(Stored dataset items)
────────

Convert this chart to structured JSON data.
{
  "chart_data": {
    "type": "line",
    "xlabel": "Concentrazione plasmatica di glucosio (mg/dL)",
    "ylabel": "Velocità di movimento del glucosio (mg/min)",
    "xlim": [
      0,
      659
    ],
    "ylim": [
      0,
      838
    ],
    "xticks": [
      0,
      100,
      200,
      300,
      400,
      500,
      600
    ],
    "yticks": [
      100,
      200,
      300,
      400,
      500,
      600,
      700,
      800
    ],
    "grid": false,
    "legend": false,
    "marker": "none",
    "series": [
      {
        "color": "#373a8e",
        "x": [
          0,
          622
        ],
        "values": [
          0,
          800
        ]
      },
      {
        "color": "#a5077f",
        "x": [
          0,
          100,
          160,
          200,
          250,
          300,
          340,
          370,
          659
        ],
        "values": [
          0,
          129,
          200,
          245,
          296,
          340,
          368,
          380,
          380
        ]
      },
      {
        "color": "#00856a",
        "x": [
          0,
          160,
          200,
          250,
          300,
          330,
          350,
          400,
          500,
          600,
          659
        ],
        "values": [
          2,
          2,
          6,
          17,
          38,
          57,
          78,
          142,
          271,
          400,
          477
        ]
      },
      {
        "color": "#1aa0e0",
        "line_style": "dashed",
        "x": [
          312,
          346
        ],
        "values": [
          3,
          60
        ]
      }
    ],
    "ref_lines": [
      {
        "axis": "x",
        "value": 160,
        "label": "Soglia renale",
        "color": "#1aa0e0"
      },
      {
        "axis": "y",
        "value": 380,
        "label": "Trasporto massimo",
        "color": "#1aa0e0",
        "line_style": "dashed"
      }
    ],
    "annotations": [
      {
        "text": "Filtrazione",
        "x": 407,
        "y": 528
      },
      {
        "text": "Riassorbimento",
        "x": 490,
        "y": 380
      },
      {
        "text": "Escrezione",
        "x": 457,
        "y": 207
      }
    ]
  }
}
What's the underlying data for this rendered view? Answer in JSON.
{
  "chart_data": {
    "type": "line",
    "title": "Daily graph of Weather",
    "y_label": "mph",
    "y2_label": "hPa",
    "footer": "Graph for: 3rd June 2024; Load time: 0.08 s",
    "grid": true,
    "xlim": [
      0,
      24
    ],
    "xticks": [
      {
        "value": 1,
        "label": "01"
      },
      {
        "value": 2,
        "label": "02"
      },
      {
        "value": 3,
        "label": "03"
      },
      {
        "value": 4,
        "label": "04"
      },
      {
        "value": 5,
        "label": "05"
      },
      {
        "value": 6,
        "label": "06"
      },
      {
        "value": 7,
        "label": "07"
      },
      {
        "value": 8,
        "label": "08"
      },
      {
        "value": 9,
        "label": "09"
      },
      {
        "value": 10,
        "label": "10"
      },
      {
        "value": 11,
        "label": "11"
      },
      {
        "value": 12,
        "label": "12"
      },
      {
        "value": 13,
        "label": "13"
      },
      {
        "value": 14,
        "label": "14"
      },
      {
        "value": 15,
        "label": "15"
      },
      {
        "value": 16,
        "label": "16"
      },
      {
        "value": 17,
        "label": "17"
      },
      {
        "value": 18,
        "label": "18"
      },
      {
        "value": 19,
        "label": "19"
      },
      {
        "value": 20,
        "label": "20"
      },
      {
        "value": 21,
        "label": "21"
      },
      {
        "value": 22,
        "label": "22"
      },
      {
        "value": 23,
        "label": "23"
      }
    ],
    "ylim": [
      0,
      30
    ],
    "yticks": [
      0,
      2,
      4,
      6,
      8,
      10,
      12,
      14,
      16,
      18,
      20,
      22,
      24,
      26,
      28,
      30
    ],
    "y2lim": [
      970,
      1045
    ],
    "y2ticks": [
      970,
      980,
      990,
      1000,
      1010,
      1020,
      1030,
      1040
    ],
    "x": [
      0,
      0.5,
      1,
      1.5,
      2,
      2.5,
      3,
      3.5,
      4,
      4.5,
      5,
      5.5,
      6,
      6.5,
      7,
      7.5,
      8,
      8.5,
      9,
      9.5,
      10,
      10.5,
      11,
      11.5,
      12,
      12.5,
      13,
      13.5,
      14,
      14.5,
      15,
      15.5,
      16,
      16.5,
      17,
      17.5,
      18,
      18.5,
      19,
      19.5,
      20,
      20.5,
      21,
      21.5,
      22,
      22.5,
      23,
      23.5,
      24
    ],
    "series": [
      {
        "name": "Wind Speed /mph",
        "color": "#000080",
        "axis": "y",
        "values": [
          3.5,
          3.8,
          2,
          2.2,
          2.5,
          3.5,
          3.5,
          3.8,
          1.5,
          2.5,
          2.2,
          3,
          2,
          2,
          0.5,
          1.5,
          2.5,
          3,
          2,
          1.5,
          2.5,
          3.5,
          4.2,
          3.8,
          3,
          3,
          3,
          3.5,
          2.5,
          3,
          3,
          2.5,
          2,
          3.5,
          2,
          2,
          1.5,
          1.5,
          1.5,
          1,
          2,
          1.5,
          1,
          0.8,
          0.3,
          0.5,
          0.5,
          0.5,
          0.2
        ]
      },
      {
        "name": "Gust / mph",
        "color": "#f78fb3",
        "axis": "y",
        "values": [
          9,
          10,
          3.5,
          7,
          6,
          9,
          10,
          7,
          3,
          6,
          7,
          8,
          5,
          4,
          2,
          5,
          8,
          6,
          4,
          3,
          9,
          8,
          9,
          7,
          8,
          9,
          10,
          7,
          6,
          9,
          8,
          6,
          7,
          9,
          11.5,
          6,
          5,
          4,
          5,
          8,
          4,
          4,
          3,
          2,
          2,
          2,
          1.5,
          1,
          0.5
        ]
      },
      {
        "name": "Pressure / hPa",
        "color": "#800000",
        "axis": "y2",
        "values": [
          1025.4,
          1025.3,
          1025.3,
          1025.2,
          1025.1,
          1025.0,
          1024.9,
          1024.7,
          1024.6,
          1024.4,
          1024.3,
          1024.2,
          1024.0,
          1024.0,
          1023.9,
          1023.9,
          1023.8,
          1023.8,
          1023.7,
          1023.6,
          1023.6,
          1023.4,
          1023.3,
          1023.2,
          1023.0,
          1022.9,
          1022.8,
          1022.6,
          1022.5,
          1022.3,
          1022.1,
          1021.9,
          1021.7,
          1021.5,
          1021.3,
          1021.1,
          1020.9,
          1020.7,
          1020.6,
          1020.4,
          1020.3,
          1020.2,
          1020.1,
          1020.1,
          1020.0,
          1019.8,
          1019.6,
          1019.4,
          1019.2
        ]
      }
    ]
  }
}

────────

# Set exercise:
Write out every entry again exactly, please, with nothing missing.

# Result:
Convert this chart to structured JSON data.
{
  "chart_data": {
    "type": "line",
    "xlabel": "Concentrazione plasmatica di glucosio (mg/dL)",
    "ylabel": "Velocità di movimento del glucosio (mg/min)",
    "xlim": [
      0,
      659
    ],
    "ylim": [
      0,
      838
    ],
    "xticks": [
      0,
      100,
      200,
      300,
      400,
      500,
      600
    ],
    "yticks": [
      100,
      200,
      300,
      400,
      500,
      600,
      700,
      800
    ],
    "grid": false,
    "legend": false,
    "marker": "none",
    "series": [
      {
        "color": "#373a8e",
        "x": [
          0,
          622
        ],
        "values": [
          0,
          800
        ]
      },
      {
        "color": "#a5077f",
        "x": [
          0,
          100,
          160,
          200,
          250,
          300,
          340,
          370,
          659
        ],
        "values": [
          0,
          129,
          200,
          245,
          296,
          340,
          368,
          380,
          380
        ]
      },
      {
        "color": "#00856a",
        "x": [
          0,
          160,
          200,
          250,
          300,
          330,
          350,
          400,
          500,
          600,
          659
        ],
        "values": [
          2,
          2,
          6,
          17,
          38,
          57,
          78,
          142,
          271,
          400,
          477
        ]
      },
      {
        "color": "#1aa0e0",
        "line_style": "dashed",
        "x": [
          312,
          346
        ],
        "values": [
          3,
          60
        ]
      }
    ],
    "ref_lines": [
      {
        "axis": "x",
        "value": 160,
        "label": "Soglia renale",
        "color": "#1aa0e0"
      },
      {
        "axis": "y",
        "value": 380,
        "label": "Trasporto massimo",
        "color": "#1aa0e0",
        "line_style": "dashed"
      }
    ],
    "annotations": [
      {
        "text": "Filtrazione",
        "x": 407,
        "y": 528
      },
      {
        "text": "Riassorbimento",
        "x": 490,
        "y": 380
      },
      {
        "text": "Escrezione",
        "x": 457,
        "y": 207
      }
    ]
  }
}
What's the underlying data for this rendered view? Answer in JSON.
{
  "chart_data": {
    "type": "line",
    "title": "Daily graph of Weather",
    "y_label": "mph",
    "y2_label": "hPa",
    "footer": "Graph for: 3rd June 2024; Load time: 0.08 s",
    "grid": true,
    "xlim": [
      0,
      24
    ],
    "xticks": [
      {
        "value": 1,
        "label": "01"
      },
      {
        "value": 2,
        "label": "02"
      },
      {
        "value": 3,
        "label": "03"
      },
      {
        "value": 4,
        "label": "04"
      },
      {
        "value": 5,
        "label": "05"
      },
      {
        "value": 6,
        "label": "06"
      },
      {
        "value": 7,
        "label": "07"
      },
      {
        "value": 8,
        "label": "08"
      },
      {
        "value": 9,
        "label": "09"
      },
      {
        "value": 10,
        "label": "10"
      },
      {
        "value": 11,
        "label": "11"
      },
      {
        "value": 12,
        "label": "12"
      },
      {
        "value": 13,
        "label": "13"
      },
      {
        "value": 14,
        "label": "14"
      },
      {
        "value": 15,
        "label": "15"
      },
      {
        "value": 16,
        "label": "16"
      },
      {
        "value": 17,
        "label": "17"
      },
      {
        "value": 18,
        "label": "18"
      },
      {
        "value": 19,
        "label": "19"
      },
      {
        "value": 20,
        "label": "20"
      },
      {
        "value": 21,
        "label": "21"
      },
      {
        "value": 22,
        "label": "22"
      },
      {
        "value": 23,
        "label": "23"
      }
    ],
    "ylim": [
      0,
      30
    ],
    "yticks": [
      0,
      2,
      4,
      6,
      8,
      10,
      12,
      14,
      16,
      18,
      20,
      22,
      24,
      26,
      28,
      30
    ],
    "y2lim": [
      970,
      1045
    ],
    "y2ticks": [
      970,
      980,
      990,
      1000,
      1010,
      1020,
      1030,
      1040
    ],
    "x": [
      0,
      0.5,
      1,
      1.5,
      2,
      2.5,
      3,
      3.5,
      4,
      4.5,
      5,
      5.5,
      6,
      6.5,
      7,
      7.5,
      8,
      8.5,
      9,
      9.5,
      10,
      10.5,
      11,
      11.5,
      12,
      12.5,
      13,
      13.5,
      14,
      14.5,
      15,
      15.5,
      16,
      16.5,
      17,
      17.5,
      18,
      18.5,
      19,
      19.5,
      20,
      20.5,
      21,
      21.5,
      22,
      22.5,
      23,
      23.5,
      24
    ],
    "series": [
      {
        "name": "Wind Speed /mph",
        "color": "#000080",
        "axis": "y",
        "values": [
          3.5,
          3.8,
          2,
          2.2,
          2.5,
          3.5,
          3.5,
          3.8,
          1.5,
          2.5,
          2.2,
          3,
          2,
          2,
          0.5,
          1.5,
          2.5,
          3,
          2,
          1.5,
          2.5,
          3.5,
          4.2,
          3.8,
          3,
          3,
          3,
          3.5,
          2.5,
          3,
          3,
          2.5,
          2,
          3.5,
          2,
          2,
          1.5,
          1.5,
          1.5,
          1,
          2,
          1.5,
          1,
          0.8,
          0.3,
          0.5,
          0.5,
          0.5,
          0.2
        ]
      },
      {
        "name": "Gust / mph",
        "color": "#f78fb3",
        "axis": "y",
        "values": [
          9,
          10,
          3.5,
          7,
          6,
          9,
          10,
          7,
          3,
          6,
          7,
          8,
          5,
          4,
          2,
          5,
          8,
          6,
          4,
          3,
          9,
          8,
          9,
          7,
          8,
          9,
          10,
          7,
          6,
          9,
          8,
          6,
          7,
          9,
          11.5,
          6,
          5,
          4,
          5,
          8,
          4,
          4,
          3,
          2,
          2,
          2,
          1.5,
          1,
          0.5
        ]
      },
      {
        "name": "Pressure / hPa",
        "color": "#800000",
        "axis": "y2",
        "values": [
          1025.4,
          1025.3,
          1025.3,
          1025.2,
          1025.1,
          1025.0,
          1024.9,
          1024.7,
          1024.6,
          1024.4,
          1024.3,
          1024.2,
          1024.0,
          1024.0,
          1023.9,
          1023.9,
          1023.8,
          1023.8,
          1023.7,
          1023.6,
          1023.6,
          1023.4,
          1023.3,
          1023.2,
          1023.0,
          1022.9,
          1022.8,
          1022.6,
          1022.5,
          1022.3,
          1022.1,
          1021.9,
          1021.7,
          1021.5,
          1021.3,
          1021.1,
          1020.9,
          1020.7,
          1020.6,
          1020.4,
          1020.3,
          1020.2,
          1020.1,
          1020.1,
          1020.0,
          1019.8,
          1019.6,
          1019.4,
          1019.2
        ]
      }
    ]
  }
}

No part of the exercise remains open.